EXERCISE INSTRUCTIONS >>
Convert every line of the data below into a numbered list, skipping any blank lines. Leave the picture out of your answer.

RECORD SET >>
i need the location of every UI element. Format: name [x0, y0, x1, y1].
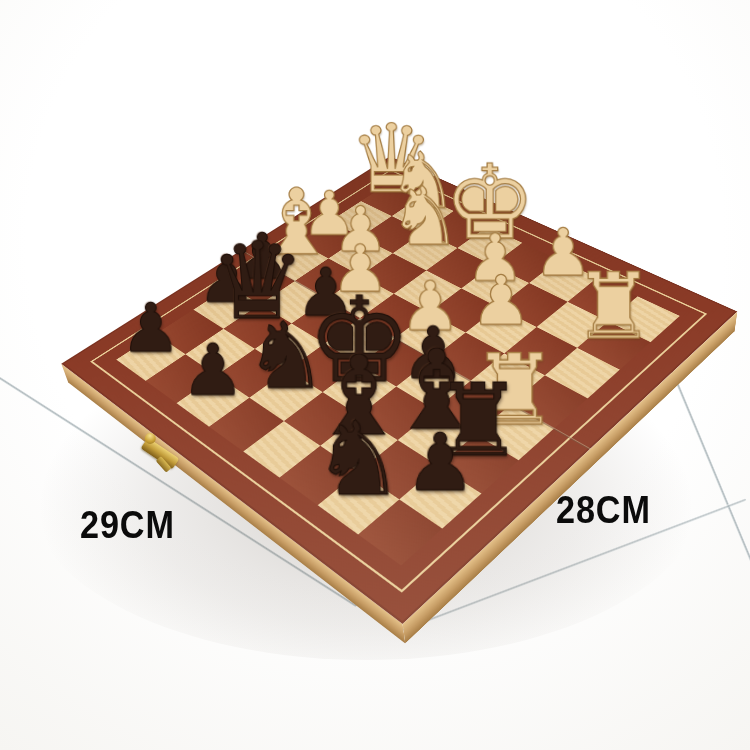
- dimension-label-width: 29CM: [80, 504, 175, 547]
- dimension-label-depth: 28CM: [556, 489, 651, 532]
- square-d1: [209, 398, 284, 452]
- square-h1: [358, 499, 442, 565]
- piece-wR-h7: ♜: [541, 261, 686, 352]
- product-photo-stage: ♛♞♚♟♞♟♜♟♟♟♝♟♟♜♟♟♟♟♛♚♝♜♞♝♟♟♟♞ 29CM 28CM: [0, 0, 750, 750]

EXERCISE ANSWER >>
1. i need the location of every UI element. Format: name [x0, y0, x1, y1].
2. - dimension-label-width: 29CM: [80, 504, 175, 547]
3. - dimension-label-depth: 28CM: [556, 489, 651, 532]
4. - square-d1: [209, 398, 284, 452]
5. - square-h1: [358, 499, 442, 565]
6. - piece-wR-h7: ♜: [541, 261, 686, 352]
7. - product-photo-stage: ♛♞♚♟♞♟♜♟♟♟♝♟♟♜♟♟♟♟♛♚♝♜♞♝♟♟♟♞ 29CM 28CM: [0, 0, 750, 750]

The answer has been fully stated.